▶ What this task involves: Your task is to retype each line of the data below exactly.

▶ Material supplied:
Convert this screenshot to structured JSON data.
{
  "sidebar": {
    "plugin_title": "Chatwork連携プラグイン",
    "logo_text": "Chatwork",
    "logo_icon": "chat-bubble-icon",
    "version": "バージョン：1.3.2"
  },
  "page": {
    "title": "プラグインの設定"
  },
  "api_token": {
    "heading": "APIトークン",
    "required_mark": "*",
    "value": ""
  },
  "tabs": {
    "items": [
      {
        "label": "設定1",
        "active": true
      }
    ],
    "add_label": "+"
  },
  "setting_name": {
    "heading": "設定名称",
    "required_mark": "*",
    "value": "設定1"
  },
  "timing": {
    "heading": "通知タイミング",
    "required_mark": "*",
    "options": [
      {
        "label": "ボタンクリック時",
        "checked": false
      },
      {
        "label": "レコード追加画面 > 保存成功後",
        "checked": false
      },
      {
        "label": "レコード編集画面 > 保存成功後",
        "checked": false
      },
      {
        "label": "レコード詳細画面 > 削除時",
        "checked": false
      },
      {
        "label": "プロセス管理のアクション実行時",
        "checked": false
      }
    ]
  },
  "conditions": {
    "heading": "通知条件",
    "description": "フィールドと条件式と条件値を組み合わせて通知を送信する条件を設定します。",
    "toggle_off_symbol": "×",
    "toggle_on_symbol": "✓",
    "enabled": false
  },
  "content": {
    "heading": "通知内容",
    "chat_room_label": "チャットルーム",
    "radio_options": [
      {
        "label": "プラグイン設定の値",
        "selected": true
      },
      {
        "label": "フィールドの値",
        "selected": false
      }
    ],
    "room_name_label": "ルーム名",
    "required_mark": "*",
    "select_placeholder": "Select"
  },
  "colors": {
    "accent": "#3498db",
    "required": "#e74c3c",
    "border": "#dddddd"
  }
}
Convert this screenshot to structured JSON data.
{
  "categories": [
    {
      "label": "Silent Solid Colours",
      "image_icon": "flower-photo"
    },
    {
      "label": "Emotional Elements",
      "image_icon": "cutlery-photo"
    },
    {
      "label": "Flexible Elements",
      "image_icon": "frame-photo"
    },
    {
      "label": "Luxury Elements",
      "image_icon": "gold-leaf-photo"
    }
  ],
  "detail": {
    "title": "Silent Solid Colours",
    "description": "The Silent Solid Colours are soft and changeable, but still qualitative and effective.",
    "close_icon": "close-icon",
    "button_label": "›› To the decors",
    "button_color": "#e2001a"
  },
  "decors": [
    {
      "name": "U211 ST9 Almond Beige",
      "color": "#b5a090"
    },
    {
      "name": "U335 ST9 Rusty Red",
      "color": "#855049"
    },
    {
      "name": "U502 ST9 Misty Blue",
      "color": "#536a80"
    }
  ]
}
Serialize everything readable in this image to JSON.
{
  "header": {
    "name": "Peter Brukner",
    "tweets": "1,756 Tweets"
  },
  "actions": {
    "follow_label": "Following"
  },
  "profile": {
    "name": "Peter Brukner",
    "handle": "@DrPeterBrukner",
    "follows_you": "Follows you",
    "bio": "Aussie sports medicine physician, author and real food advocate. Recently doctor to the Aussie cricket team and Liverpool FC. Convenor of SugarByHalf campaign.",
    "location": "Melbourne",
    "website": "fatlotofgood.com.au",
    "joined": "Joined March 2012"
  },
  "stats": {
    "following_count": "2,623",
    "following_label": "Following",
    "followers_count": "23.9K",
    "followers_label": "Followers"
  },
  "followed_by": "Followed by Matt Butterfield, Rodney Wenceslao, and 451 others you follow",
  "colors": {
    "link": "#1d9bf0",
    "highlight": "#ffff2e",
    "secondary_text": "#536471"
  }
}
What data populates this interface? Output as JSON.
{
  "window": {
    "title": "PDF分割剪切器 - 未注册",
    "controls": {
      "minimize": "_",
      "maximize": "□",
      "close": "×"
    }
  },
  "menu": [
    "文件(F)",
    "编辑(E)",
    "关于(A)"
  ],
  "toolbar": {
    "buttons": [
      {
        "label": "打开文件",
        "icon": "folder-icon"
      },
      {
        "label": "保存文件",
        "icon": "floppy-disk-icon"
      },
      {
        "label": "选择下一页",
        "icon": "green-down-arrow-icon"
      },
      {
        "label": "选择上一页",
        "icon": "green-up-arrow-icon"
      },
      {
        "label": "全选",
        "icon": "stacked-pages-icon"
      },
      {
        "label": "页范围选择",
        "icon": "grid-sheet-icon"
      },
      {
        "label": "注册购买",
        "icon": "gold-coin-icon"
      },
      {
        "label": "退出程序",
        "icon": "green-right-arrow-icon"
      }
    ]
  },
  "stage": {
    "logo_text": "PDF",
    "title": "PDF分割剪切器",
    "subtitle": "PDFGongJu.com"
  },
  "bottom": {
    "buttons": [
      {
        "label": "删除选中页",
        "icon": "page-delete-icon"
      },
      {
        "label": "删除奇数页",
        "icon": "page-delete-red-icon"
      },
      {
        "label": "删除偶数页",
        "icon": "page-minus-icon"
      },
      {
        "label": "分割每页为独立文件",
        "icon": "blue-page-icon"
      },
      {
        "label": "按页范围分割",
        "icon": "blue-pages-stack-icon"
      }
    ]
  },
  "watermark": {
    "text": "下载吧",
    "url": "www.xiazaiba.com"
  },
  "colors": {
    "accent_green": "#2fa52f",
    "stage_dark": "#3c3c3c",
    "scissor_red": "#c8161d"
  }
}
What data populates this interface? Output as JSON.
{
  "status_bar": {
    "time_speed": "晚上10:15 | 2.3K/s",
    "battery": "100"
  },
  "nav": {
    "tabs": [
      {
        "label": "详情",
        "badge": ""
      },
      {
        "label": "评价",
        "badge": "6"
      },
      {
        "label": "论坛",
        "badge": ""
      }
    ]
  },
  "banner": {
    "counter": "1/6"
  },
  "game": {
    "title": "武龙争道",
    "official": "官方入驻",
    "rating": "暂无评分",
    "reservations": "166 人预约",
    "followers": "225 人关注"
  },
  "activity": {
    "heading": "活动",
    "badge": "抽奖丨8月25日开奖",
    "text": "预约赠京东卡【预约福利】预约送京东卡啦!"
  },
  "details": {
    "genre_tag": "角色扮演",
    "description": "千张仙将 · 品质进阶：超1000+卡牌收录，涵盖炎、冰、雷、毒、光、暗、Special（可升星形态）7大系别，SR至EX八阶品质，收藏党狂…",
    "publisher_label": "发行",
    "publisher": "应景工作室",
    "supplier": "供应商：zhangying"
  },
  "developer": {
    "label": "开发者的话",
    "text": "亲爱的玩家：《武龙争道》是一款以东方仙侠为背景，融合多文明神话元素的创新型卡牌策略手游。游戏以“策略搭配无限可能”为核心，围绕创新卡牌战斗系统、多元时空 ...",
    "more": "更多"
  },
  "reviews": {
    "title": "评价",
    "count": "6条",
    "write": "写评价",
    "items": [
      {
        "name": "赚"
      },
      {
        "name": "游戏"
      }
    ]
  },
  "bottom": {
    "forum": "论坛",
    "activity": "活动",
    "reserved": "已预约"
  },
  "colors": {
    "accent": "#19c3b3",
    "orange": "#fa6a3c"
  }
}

▶ Answer for the task:
Convert this screenshot to structured JSON data.
{
  "sidebar": {
    "plugin_title": "Chatwork連携プラグイン",
    "logo_text": "Chatwork",
    "logo_icon": "chat-bubble-icon",
    "version": "バージョン：1.3.2"
  },
  "page": {
    "title": "プラグインの設定"
  },
  "api_token": {
    "heading": "APIトークン",
    "required_mark": "*",
    "value": ""
  },
  "tabs": {
    "items": [
      {
        "label": "設定1",
        "active": true
      }
    ],
    "add_label": "+"
  },
  "setting_name": {
    "heading": "設定名称",
    "required_mark": "*",
    "value": "設定1"
  },
  "timing": {
    "heading": "通知タイミング",
    "required_mark": "*",
    "options": [
      {
        "label": "ボタンクリック時",
        "checked": false
      },
      {
        "label": "レコード追加画面 > 保存成功後",
        "checked": false
      },
      {
        "label": "レコード編集画面 > 保存成功後",
        "checked": false
      },
      {
        "label": "レコード詳細画面 > 削除時",
        "checked": false
      },
      {
        "label": "プロセス管理のアクション実行時",
        "checked": false
      }
    ]
  },
  "conditions": {
    "heading": "通知条件",
    "description": "フィールドと条件式と条件値を組み合わせて通知を送信する条件を設定します。",
    "toggle_off_symbol": "×",
    "toggle_on_symbol": "✓",
    "enabled": false
  },
  "content": {
    "heading": "通知内容",
    "chat_room_label": "チャットルーム",
    "radio_options": [
      {
        "label": "プラグイン設定の値",
        "selected": true
      },
      {
        "label": "フィールドの値",
        "selected": false
      }
    ],
    "room_name_label": "ルーム名",
    "required_mark": "*",
    "select_placeholder": "Select"
  },
  "colors": {
    "accent": "#3498db",
    "required": "#e74c3c",
    "border": "#dddddd"
  }
}
Convert this screenshot to structured JSON data.
{
  "categories": [
    {
      "label": "Silent Solid Colours",
      "image_icon": "flower-photo"
    },
    {
      "label": "Emotional Elements",
      "image_icon": "cutlery-photo"
    },
    {
      "label": "Flexible Elements",
      "image_icon": "frame-photo"
    },
    {
      "label": "Luxury Elements",
      "image_icon": "gold-leaf-photo"
    }
  ],
  "detail": {
    "title": "Silent Solid Colours",
    "description": "The Silent Solid Colours are soft and changeable, but still qualitative and effective.",
    "close_icon": "close-icon",
    "button_label": "›› To the decors",
    "button_color": "#e2001a"
  },
  "decors": [
    {
      "name": "U211 ST9 Almond Beige",
      "color": "#b5a090"
    },
    {
      "name": "U335 ST9 Rusty Red",
      "color": "#855049"
    },
    {
      "name": "U502 ST9 Misty Blue",
      "color": "#536a80"
    }
  ]
}
Serialize everything readable in this image to JSON.
{
  "header": {
    "name": "Peter Brukner",
    "tweets": "1,756 Tweets"
  },
  "actions": {
    "follow_label": "Following"
  },
  "profile": {
    "name": "Peter Brukner",
    "handle": "@DrPeterBrukner",
    "follows_you": "Follows you",
    "bio": "Aussie sports medicine physician, author and real food advocate. Recently doctor to the Aussie cricket team and Liverpool FC. Convenor of SugarByHalf campaign.",
    "location": "Melbourne",
    "website": "fatlotofgood.com.au",
    "joined": "Joined March 2012"
  },
  "stats": {
    "following_count": "2,623",
    "following_label": "Following",
    "followers_count": "23.9K",
    "followers_label": "Followers"
  },
  "followed_by": "Followed by Matt Butterfield, Rodney Wenceslao, and 451 others you follow",
  "colors": {
    "link": "#1d9bf0",
    "highlight": "#ffff2e",
    "secondary_text": "#536471"
  }
}
What data populates this interface? Output as JSON.
{
  "window": {
    "title": "PDF分割剪切器 - 未注册",
    "controls": {
      "minimize": "_",
      "maximize": "□",
      "close": "×"
    }
  },
  "menu": [
    "文件(F)",
    "编辑(E)",
    "关于(A)"
  ],
  "toolbar": {
    "buttons": [
      {
        "label": "打开文件",
        "icon": "folder-icon"
      },
      {
        "label": "保存文件",
        "icon": "floppy-disk-icon"
      },
      {
        "label": "选择下一页",
        "icon": "green-down-arrow-icon"
      },
      {
        "label": "选择上一页",
        "icon": "green-up-arrow-icon"
      },
      {
        "label": "全选",
        "icon": "stacked-pages-icon"
      },
      {
        "label": "页范围选择",
        "icon": "grid-sheet-icon"
      },
      {
        "label": "注册购买",
        "icon": "gold-coin-icon"
      },
      {
        "label": "退出程序",
        "icon": "green-right-arrow-icon"
      }
    ]
  },
  "stage": {
    "logo_text": "PDF",
    "title": "PDF分割剪切器",
    "subtitle": "PDFGongJu.com"
  },
  "bottom": {
    "buttons": [
      {
        "label": "删除选中页",
        "icon": "page-delete-icon"
      },
      {
        "label": "删除奇数页",
        "icon": "page-delete-red-icon"
      },
      {
        "label": "删除偶数页",
        "icon": "page-minus-icon"
      },
      {
        "label": "分割每页为独立文件",
        "icon": "blue-page-icon"
      },
      {
        "label": "按页范围分割",
        "icon": "blue-pages-stack-icon"
      }
    ]
  },
  "watermark": {
    "text": "下载吧",
    "url": "www.xiazaiba.com"
  },
  "colors": {
    "accent_green": "#2fa52f",
    "stage_dark": "#3c3c3c",
    "scissor_red": "#c8161d"
  }
}
What data populates this interface? Output as JSON.
{
  "status_bar": {
    "time_speed": "晚上10:15 | 2.3K/s",
    "battery": "100"
  },
  "nav": {
    "tabs": [
      {
        "label": "详情",
        "badge": ""
      },
      {
        "label": "评价",
        "badge": "6"
      },
      {
        "label": "论坛",
        "badge": ""
      }
    ]
  },
  "banner": {
    "counter": "1/6"
  },
  "game": {
    "title": "武龙争道",
    "official": "官方入驻",
    "rating": "暂无评分",
    "reservations": "166 人预约",
    "followers": "225 人关注"
  },
  "activity": {
    "heading": "活动",
    "badge": "抽奖丨8月25日开奖",
    "text": "预约赠京东卡【预约福利】预约送京东卡啦!"
  },
  "details": {
    "genre_tag": "角色扮演",
    "description": "千张仙将 · 品质进阶：超1000+卡牌收录，涵盖炎、冰、雷、毒、光、暗、Special（可升星形态）7大系别，SR至EX八阶品质，收藏党狂…",
    "publisher_label": "发行",
    "publisher": "应景工作室",
    "supplier": "供应商：zhangying"
  },
  "developer": {
    "label": "开发者的话",
    "text": "亲爱的玩家：《武龙争道》是一款以东方仙侠为背景，融合多文明神话元素的创新型卡牌策略手游。游戏以“策略搭配无限可能”为核心，围绕创新卡牌战斗系统、多元时空 ...",
    "more": "更多"
  },
  "reviews": {
    "title": "评价",
    "count": "6条",
    "write": "写评价",
    "items": [
      {
        "name": "赚"
      },
      {
        "name": "游戏"
      }
    ]
  },
  "bottom": {
    "forum": "论坛",
    "activity": "活动",
    "reserved": "已预约"
  },
  "colors": {
    "accent": "#19c3b3",
    "orange": "#fa6a3c"
  }
}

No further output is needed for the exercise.